→ **What is needed**:
Look through the data for the string "document". Copy every line where it is found.

→ **Available records**:
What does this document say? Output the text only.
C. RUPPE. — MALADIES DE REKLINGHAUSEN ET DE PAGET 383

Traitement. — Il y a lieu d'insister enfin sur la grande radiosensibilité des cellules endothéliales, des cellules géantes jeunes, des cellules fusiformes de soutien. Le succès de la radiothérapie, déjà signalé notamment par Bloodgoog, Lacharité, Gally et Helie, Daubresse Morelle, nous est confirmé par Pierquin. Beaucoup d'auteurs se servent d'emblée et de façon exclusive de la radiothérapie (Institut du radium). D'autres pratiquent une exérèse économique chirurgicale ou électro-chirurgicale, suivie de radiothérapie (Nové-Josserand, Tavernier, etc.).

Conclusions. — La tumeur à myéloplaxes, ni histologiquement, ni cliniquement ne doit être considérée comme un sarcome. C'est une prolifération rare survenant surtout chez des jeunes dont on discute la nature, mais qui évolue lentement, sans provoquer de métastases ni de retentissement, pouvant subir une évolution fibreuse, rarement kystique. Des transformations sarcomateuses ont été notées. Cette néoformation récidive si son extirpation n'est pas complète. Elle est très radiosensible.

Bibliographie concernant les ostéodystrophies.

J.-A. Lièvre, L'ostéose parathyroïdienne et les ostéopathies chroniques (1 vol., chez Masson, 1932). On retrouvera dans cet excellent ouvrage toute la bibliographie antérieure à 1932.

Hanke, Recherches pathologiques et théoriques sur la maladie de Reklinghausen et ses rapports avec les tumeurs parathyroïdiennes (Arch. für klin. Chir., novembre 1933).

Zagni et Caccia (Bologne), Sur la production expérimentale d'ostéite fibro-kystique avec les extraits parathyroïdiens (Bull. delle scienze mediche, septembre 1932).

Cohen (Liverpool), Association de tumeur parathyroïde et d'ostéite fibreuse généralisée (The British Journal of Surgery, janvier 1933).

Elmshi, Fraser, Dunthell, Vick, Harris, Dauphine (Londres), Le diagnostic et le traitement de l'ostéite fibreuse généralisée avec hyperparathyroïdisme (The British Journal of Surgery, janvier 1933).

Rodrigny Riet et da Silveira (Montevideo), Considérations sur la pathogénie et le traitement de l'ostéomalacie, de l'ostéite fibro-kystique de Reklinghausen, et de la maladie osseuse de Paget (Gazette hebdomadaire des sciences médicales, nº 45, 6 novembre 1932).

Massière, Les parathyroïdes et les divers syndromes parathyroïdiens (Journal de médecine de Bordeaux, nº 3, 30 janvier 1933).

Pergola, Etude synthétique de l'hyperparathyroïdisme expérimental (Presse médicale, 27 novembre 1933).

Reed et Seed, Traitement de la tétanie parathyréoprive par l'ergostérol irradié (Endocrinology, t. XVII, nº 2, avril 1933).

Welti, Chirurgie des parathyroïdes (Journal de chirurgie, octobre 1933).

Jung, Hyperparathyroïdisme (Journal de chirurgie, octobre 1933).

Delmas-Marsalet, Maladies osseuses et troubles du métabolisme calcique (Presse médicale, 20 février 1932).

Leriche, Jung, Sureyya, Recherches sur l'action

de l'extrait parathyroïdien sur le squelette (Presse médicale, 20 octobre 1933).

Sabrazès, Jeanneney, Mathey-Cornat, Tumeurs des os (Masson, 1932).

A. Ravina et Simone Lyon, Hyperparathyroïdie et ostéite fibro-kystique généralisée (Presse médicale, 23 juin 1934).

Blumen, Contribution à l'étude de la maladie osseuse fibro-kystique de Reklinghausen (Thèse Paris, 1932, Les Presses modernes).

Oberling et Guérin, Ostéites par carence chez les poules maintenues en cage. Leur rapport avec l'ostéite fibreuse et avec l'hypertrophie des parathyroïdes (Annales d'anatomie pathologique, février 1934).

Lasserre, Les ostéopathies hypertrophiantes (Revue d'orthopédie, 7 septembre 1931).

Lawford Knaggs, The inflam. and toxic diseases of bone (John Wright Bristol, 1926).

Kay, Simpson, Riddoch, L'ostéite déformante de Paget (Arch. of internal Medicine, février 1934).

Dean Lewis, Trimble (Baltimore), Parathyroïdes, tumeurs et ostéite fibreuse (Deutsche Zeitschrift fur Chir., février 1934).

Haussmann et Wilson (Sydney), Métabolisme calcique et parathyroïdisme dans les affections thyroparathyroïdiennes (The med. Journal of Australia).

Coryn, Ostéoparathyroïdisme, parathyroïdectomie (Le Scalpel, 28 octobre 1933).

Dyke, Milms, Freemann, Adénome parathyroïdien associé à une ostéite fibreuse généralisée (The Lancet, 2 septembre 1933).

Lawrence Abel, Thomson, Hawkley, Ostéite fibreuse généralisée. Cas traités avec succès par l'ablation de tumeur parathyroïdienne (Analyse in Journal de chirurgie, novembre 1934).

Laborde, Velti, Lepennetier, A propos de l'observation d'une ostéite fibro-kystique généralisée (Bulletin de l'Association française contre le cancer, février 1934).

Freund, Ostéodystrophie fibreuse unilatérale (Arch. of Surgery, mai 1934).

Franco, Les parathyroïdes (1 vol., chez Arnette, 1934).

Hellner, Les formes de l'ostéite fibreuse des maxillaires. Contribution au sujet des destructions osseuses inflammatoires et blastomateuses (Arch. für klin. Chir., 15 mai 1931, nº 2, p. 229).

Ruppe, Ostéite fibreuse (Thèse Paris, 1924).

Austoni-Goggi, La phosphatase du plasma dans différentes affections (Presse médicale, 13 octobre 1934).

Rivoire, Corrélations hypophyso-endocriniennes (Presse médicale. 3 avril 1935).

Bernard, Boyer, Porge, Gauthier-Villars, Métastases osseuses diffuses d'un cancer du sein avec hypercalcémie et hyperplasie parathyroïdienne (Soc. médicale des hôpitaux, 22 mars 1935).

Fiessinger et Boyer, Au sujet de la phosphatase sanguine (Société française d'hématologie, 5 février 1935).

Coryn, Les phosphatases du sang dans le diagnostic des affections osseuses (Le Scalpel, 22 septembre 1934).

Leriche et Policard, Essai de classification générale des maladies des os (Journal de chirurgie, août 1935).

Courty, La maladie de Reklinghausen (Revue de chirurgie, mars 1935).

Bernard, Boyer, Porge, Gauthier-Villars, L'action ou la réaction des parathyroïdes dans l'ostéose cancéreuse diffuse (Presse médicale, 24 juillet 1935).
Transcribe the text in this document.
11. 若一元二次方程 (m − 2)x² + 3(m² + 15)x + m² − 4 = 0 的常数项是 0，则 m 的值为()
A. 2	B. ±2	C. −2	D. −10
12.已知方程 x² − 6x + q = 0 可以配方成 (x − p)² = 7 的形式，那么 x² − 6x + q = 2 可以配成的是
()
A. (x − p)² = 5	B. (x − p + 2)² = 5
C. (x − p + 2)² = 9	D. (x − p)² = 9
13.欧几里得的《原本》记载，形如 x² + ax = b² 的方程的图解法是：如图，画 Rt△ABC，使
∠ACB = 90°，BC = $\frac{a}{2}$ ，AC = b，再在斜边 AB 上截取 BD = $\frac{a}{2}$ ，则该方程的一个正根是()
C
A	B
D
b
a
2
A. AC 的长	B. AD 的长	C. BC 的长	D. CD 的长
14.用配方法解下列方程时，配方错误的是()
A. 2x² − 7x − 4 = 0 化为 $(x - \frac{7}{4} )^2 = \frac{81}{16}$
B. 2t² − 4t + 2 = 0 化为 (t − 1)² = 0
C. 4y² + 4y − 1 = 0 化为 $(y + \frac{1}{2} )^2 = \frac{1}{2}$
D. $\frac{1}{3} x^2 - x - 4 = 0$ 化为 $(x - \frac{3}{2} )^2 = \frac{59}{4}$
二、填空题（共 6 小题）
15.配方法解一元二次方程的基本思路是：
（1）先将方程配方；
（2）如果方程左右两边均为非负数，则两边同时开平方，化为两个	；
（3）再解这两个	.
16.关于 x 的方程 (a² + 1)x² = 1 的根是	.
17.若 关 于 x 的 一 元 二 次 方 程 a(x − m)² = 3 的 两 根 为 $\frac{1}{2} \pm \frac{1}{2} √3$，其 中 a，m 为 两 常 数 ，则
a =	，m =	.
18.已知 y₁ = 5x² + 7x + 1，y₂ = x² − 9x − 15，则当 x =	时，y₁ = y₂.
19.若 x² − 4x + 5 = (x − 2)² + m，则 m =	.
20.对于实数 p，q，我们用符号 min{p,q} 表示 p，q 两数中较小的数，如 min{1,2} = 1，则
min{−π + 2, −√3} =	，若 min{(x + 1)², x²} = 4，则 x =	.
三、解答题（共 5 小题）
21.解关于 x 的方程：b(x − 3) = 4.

→ **The solution**:
What does this document say? Output the text only.
Transcribe the text in this document.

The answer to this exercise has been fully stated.